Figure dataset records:
------------------------------------------------------------------------

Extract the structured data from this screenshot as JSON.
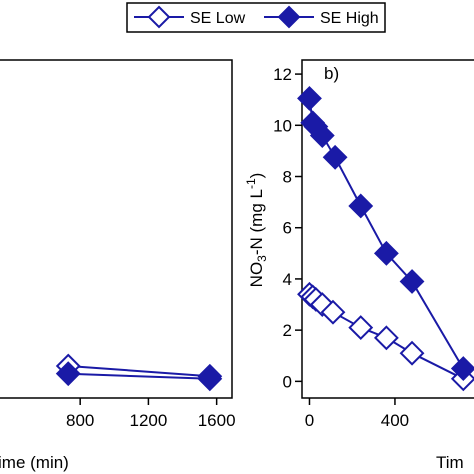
{
  "colors": {
    "series": "#1a1aa6",
    "axis": "#000000",
    "background": "#ffffff"
  },
  "legend": {
    "placement": "top-center",
    "items": [
      {
        "label": "SE Low",
        "marker": "diamond-open"
      },
      {
        "label": "SE High",
        "marker": "diamond-filled"
      }
    ]
  },
  "chart_data": [
    {
      "panel": "a",
      "type": "scatter",
      "partially_visible": true,
      "xlabel": "ime (min)",
      "ylabel": "",
      "xlim": [
        330,
        1690
      ],
      "ylim": [
        -0.65,
        12.55
      ],
      "xticks": [
        800,
        1200,
        1600
      ],
      "xtick_labels": [
        "800",
        "1200",
        "1600"
      ],
      "yticks": [],
      "series": [
        {
          "name": "SE Low",
          "marker": "diamond-open",
          "x": [
            730,
            1560
          ],
          "y": [
            0.6,
            0.2
          ]
        },
        {
          "name": "SE High",
          "marker": "diamond-filled",
          "x": [
            730,
            1560
          ],
          "y": [
            0.3,
            0.1
          ]
        }
      ]
    },
    {
      "panel": "b",
      "type": "scatter",
      "partially_visible": true,
      "annotation": "b)",
      "xlabel": "Tim",
      "ylabel": "NO3-N (mg L-1)",
      "xlim": [
        -35,
        770
      ],
      "ylim": [
        -0.65,
        12.55
      ],
      "xticks": [
        0,
        400
      ],
      "xtick_labels": [
        "0",
        "400"
      ],
      "yticks": [
        0,
        2,
        4,
        6,
        8,
        10,
        12
      ],
      "ytick_labels": [
        "0",
        "2",
        "4",
        "6",
        "8",
        "10",
        "12"
      ],
      "series": [
        {
          "name": "SE Low",
          "marker": "diamond-open",
          "x": [
            0,
            15,
            30,
            60,
            110,
            240,
            360,
            480,
            720
          ],
          "y": [
            3.4,
            3.3,
            3.2,
            3.0,
            2.7,
            2.1,
            1.7,
            1.1,
            0.1
          ]
        },
        {
          "name": "SE High",
          "marker": "diamond-filled",
          "x": [
            0,
            15,
            30,
            60,
            120,
            240,
            360,
            480,
            720
          ],
          "y": [
            11.05,
            10.1,
            9.95,
            9.6,
            8.75,
            6.85,
            5.0,
            3.9,
            0.5
          ]
        }
      ]
    }
  ]
}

------------------------------------------------------------------------

Give back each entry exactly as it appears, with no pictures.

Extract the structured data from this screenshot as JSON.
{
  "colors": {
    "series": "#1a1aa6",
    "axis": "#000000",
    "background": "#ffffff"
  },
  "legend": {
    "placement": "top-center",
    "items": [
      {
        "label": "SE Low",
        "marker": "diamond-open"
      },
      {
        "label": "SE High",
        "marker": "diamond-filled"
      }
    ]
  },
  "chart_data": [
    {
      "panel": "a",
      "type": "scatter",
      "partially_visible": true,
      "xlabel": "ime (min)",
      "ylabel": "",
      "xlim": [
        330,
        1690
      ],
      "ylim": [
        -0.65,
        12.55
      ],
      "xticks": [
        800,
        1200,
        1600
      ],
      "xtick_labels": [
        "800",
        "1200",
        "1600"
      ],
      "yticks": [],
      "series": [
        {
          "name": "SE Low",
          "marker": "diamond-open",
          "x": [
            730,
            1560
          ],
          "y": [
            0.6,
            0.2
          ]
        },
        {
          "name": "SE High",
          "marker": "diamond-filled",
          "x": [
            730,
            1560
          ],
          "y": [
            0.3,
            0.1
          ]
        }
      ]
    },
    {
      "panel": "b",
      "type": "scatter",
      "partially_visible": true,
      "annotation": "b)",
      "xlabel": "Tim",
      "ylabel": "NO3-N (mg L-1)",
      "xlim": [
        -35,
        770
      ],
      "ylim": [
        -0.65,
        12.55
      ],
      "xticks": [
        0,
        400
      ],
      "xtick_labels": [
        "0",
        "400"
      ],
      "yticks": [
        0,
        2,
        4,
        6,
        8,
        10,
        12
      ],
      "ytick_labels": [
        "0",
        "2",
        "4",
        "6",
        "8",
        "10",
        "12"
      ],
      "series": [
        {
          "name": "SE Low",
          "marker": "diamond-open",
          "x": [
            0,
            15,
            30,
            60,
            110,
            240,
            360,
            480,
            720
          ],
          "y": [
            3.4,
            3.3,
            3.2,
            3.0,
            2.7,
            2.1,
            1.7,
            1.1,
            0.1
          ]
        },
        {
          "name": "SE High",
          "marker": "diamond-filled",
          "x": [
            0,
            15,
            30,
            60,
            120,
            240,
            360,
            480,
            720
          ],
          "y": [
            11.05,
            10.1,
            9.95,
            9.6,
            8.75,
            6.85,
            5.0,
            3.9,
            0.5
          ]
        }
      ]
    }
  ]
}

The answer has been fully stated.